#### [What the exercise asks]
Output the data below in full, character for character.

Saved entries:
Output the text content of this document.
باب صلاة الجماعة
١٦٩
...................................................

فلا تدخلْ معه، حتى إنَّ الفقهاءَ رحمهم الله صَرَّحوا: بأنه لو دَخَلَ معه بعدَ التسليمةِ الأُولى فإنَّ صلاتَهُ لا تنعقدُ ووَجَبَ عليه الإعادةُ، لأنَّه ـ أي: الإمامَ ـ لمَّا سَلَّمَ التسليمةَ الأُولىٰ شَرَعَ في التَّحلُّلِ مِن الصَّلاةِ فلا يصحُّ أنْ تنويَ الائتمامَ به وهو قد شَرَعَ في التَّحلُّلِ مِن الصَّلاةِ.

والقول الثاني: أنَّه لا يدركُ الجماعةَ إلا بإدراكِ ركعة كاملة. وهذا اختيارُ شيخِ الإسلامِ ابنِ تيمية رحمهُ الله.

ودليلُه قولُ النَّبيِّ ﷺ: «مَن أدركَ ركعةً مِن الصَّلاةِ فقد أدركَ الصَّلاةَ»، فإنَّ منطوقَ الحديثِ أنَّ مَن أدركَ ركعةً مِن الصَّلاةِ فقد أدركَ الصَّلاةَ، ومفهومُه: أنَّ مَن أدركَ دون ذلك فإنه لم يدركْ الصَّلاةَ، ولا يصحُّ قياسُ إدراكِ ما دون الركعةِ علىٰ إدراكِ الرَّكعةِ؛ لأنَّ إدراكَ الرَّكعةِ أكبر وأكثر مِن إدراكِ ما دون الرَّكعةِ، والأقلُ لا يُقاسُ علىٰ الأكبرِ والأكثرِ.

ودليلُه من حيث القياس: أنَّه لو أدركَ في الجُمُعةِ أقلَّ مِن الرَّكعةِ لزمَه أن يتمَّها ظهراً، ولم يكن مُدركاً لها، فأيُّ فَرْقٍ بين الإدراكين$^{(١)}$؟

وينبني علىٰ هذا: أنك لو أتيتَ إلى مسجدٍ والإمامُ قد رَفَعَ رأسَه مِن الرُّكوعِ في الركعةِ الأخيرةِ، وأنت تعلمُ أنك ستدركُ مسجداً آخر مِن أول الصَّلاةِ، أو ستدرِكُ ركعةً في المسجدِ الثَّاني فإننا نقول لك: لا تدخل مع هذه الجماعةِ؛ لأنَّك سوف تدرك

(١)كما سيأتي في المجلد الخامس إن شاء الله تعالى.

#### [Output of the task]
Output the text content of this document.
باب صلاة الجماعة
١٦٩
...................................................

فلا تدخلْ معه، حتى إنَّ الفقهاءَ رحمهم الله صَرَّحوا: بأنه لو دَخَلَ معه بعدَ التسليمةِ الأُولى فإنَّ صلاتَهُ لا تنعقدُ ووَجَبَ عليه الإعادةُ، لأنَّه ـ أي: الإمامَ ـ لمَّا سَلَّمَ التسليمةَ الأُولىٰ شَرَعَ في التَّحلُّلِ مِن الصَّلاةِ فلا يصحُّ أنْ تنويَ الائتمامَ به وهو قد شَرَعَ في التَّحلُّلِ مِن الصَّلاةِ.

والقول الثاني: أنَّه لا يدركُ الجماعةَ إلا بإدراكِ ركعة كاملة. وهذا اختيارُ شيخِ الإسلامِ ابنِ تيمية رحمهُ الله.

ودليلُه قولُ النَّبيِّ ﷺ: «مَن أدركَ ركعةً مِن الصَّلاةِ فقد أدركَ الصَّلاةَ»، فإنَّ منطوقَ الحديثِ أنَّ مَن أدركَ ركعةً مِن الصَّلاةِ فقد أدركَ الصَّلاةَ، ومفهومُه: أنَّ مَن أدركَ دون ذلك فإنه لم يدركْ الصَّلاةَ، ولا يصحُّ قياسُ إدراكِ ما دون الركعةِ علىٰ إدراكِ الرَّكعةِ؛ لأنَّ إدراكَ الرَّكعةِ أكبر وأكثر مِن إدراكِ ما دون الرَّكعةِ، والأقلُ لا يُقاسُ علىٰ الأكبرِ والأكثرِ.

ودليلُه من حيث القياس: أنَّه لو أدركَ في الجُمُعةِ أقلَّ مِن الرَّكعةِ لزمَه أن يتمَّها ظهراً، ولم يكن مُدركاً لها، فأيُّ فَرْقٍ بين الإدراكين$^{(١)}$؟

وينبني علىٰ هذا: أنك لو أتيتَ إلى مسجدٍ والإمامُ قد رَفَعَ رأسَه مِن الرُّكوعِ في الركعةِ الأخيرةِ، وأنت تعلمُ أنك ستدركُ مسجداً آخر مِن أول الصَّلاةِ، أو ستدرِكُ ركعةً في المسجدِ الثَّاني فإننا نقول لك: لا تدخل مع هذه الجماعةِ؛ لأنَّك سوف تدرك

(١)كما سيأتي في المجلد الخامس إن شاء الله تعالى.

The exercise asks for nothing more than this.